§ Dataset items
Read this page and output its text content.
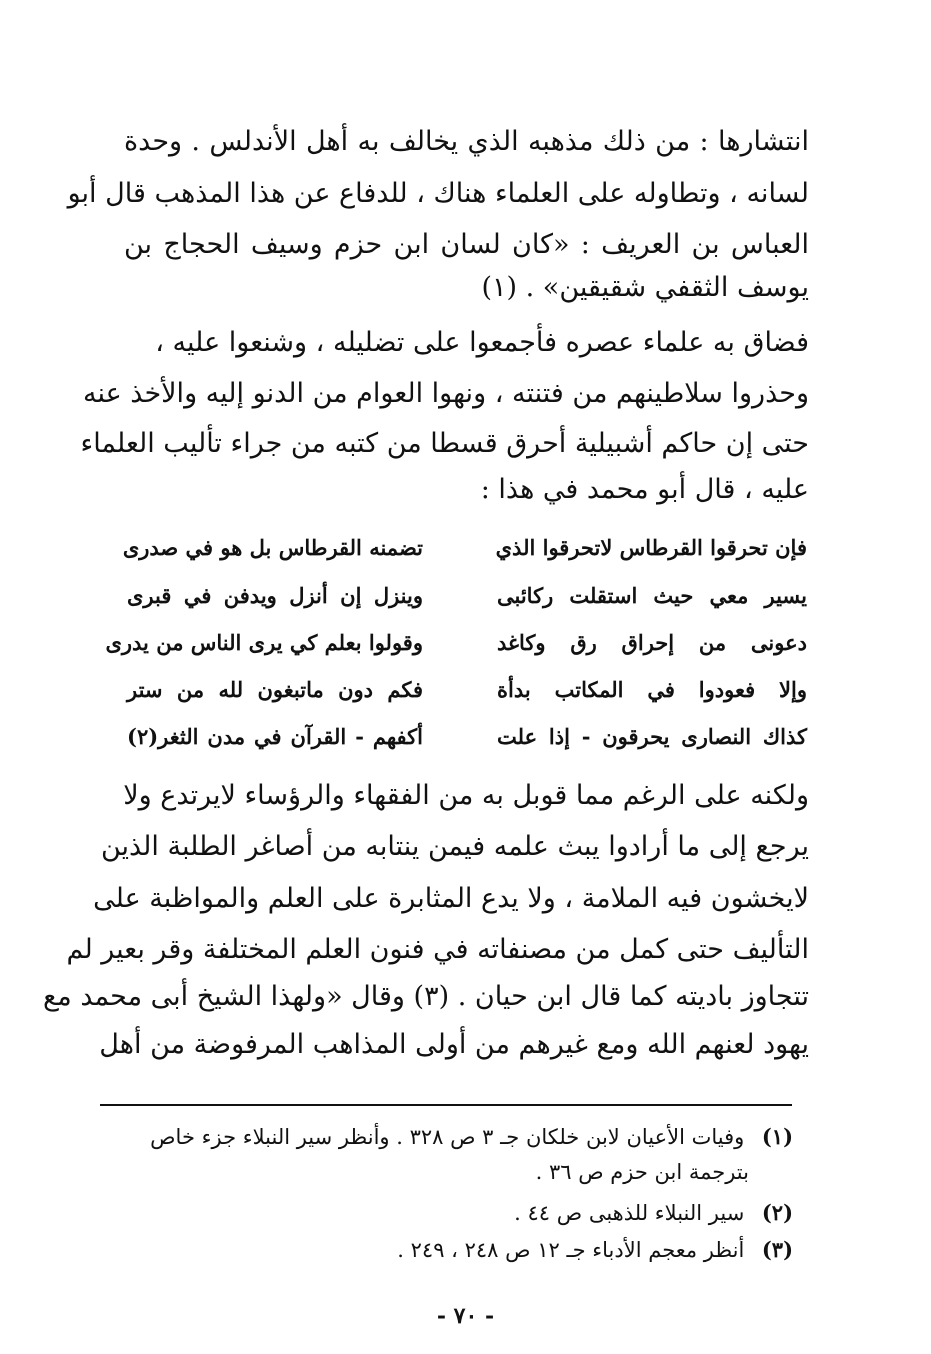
انتشارها : من ذلك مذهبه الذي يخالف به أهل الأندلس . وحدة
لسانه ، وتطاوله على العلماء هناك ، للدفاع عن هذا المذهب قال أبو
العباس بن العريف : «كان لسان ابن حزم وسيف الحجاج بن
يوسف الثقفي شقيقين» . (١)
فضاق به علماء عصره فأجمعوا على تضليله ، وشنعوا عليه ،
وحذروا سلاطينهم من فتنته ، ونهوا العوام من الدنو إليه والأخذ عنه
حتى إن حاكم أشبيلية أحرق قسطا من كتبه من جراء تأليب العلماء
عليه ، قال أبو محمد في هذا :
فإن تحرقوا القرطاس لاتحرقوا الذي
تضمنه القرطاس بل هو في صدرى
يسير معي حيث استقلت ركائبى
وينزل إن أنزل ويدفن في قبرى
دعونى من إحراق رق وكاغد
وقولوا بعلم كي يرى الناس من يدرى
وإلا فعودوا في المكاتب بدأة
فكم دون ماتبغون لله من ستر
كذاك النصارى يحرقون - إذا علت
أكفهم - القرآن في مدن الثغر(٢)
ولكنه على الرغم مما قوبل به من الفقهاء والرؤساء لايرتدع ولا
يرجع إلى ما أرادوا يبث علمه فيمن ينتابه من أصاغر الطلبة الذين
لايخشون فيه الملامة ، ولا يدع المثابرة على العلم والمواظبة على
التأليف حتى كمل من مصنفاته في فنون العلم المختلفة وقر بعير لم
تتجاوز باديته كما قال ابن حيان . (٣) وقال «ولهذا الشيخ أبى محمد مع
يهود لعنهم الله ومع غيرهم من أولى المذاهب المرفوضة من أهل
(١) وفيات الأعيان لابن خلكان جـ ٣ ص ٣٢٨ . وأنظر سير النبلاء جزء خاص
بترجمة ابن حزم ص ٣٦ .
(٢) سير النبلاء للذهبى ص ٤٤ .
(٣) أنظر معجم الأدباء جـ ١٢ ص ٢٤٨ ، ٢٤٩ .
- ٧٠ -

§ WHAT THE TASK ASKS
Extract each line holding the string "محمد".

§ ANSWER FOR THIS EXERCISE
عليه ، قال أبو محمد في هذا :
تتجاوز باديته كما قال ابن حيان . (٣) وقال «ولهذا الشيخ أبى محمد مع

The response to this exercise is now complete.